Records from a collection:
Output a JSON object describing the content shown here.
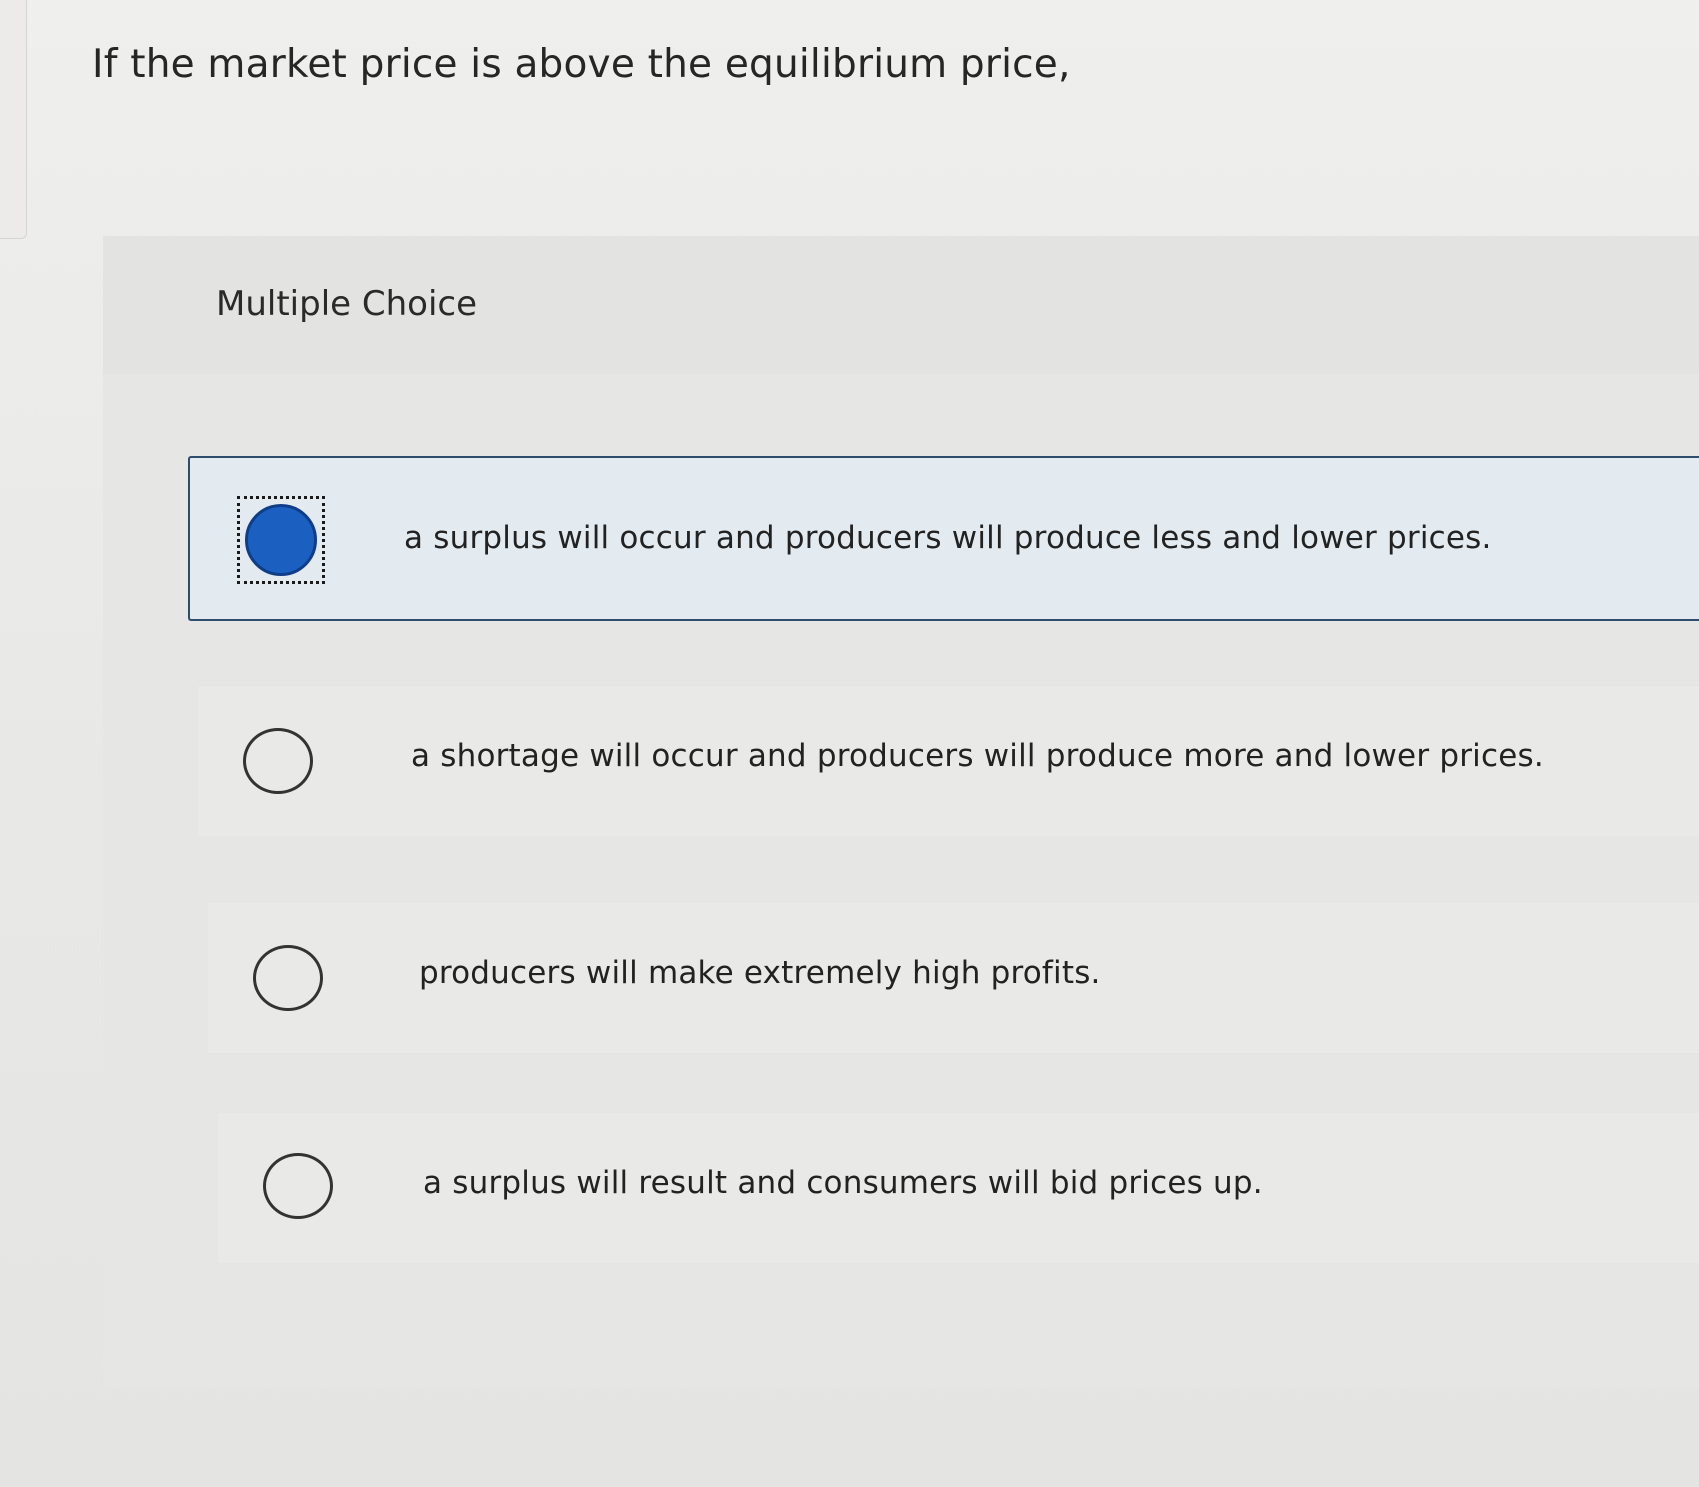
{
  "question": {
    "text": "If the market price is above the equilibrium price,"
  },
  "multiple_choice": {
    "label": "Multiple Choice",
    "selected_index": 0,
    "options": [
      {
        "text": "a surplus will occur and producers will produce less and lower prices.",
        "selected": true
      },
      {
        "text": "a shortage will occur and producers will produce more and lower prices.",
        "selected": false
      },
      {
        "text": "producers will make extremely high profits.",
        "selected": false
      },
      {
        "text": "a surplus will result and consumers will bid prices up.",
        "selected": false
      }
    ]
  },
  "colors": {
    "selected_fill": "#1b5fc1",
    "selected_border": "#2f4d6d",
    "selected_background": "#e3ebf1"
  },
  "icons": {
    "selected": "filled-radio-icon",
    "unselected": "radio-icon"
  }
}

**Work to do**
Output a faithful copy of the data, with each picture left out.

**Solution for this task**
Output a JSON object describing the content shown here.
{
  "question": {
    "text": "If the market price is above the equilibrium price,"
  },
  "multiple_choice": {
    "label": "Multiple Choice",
    "selected_index": 0,
    "options": [
      {
        "text": "a surplus will occur and producers will produce less and lower prices.",
        "selected": true
      },
      {
        "text": "a shortage will occur and producers will produce more and lower prices.",
        "selected": false
      },
      {
        "text": "producers will make extremely high profits.",
        "selected": false
      },
      {
        "text": "a surplus will result and consumers will bid prices up.",
        "selected": false
      }
    ]
  },
  "colors": {
    "selected_fill": "#1b5fc1",
    "selected_border": "#2f4d6d",
    "selected_background": "#e3ebf1"
  },
  "icons": {
    "selected": "filled-radio-icon",
    "unselected": "radio-icon"
  }
}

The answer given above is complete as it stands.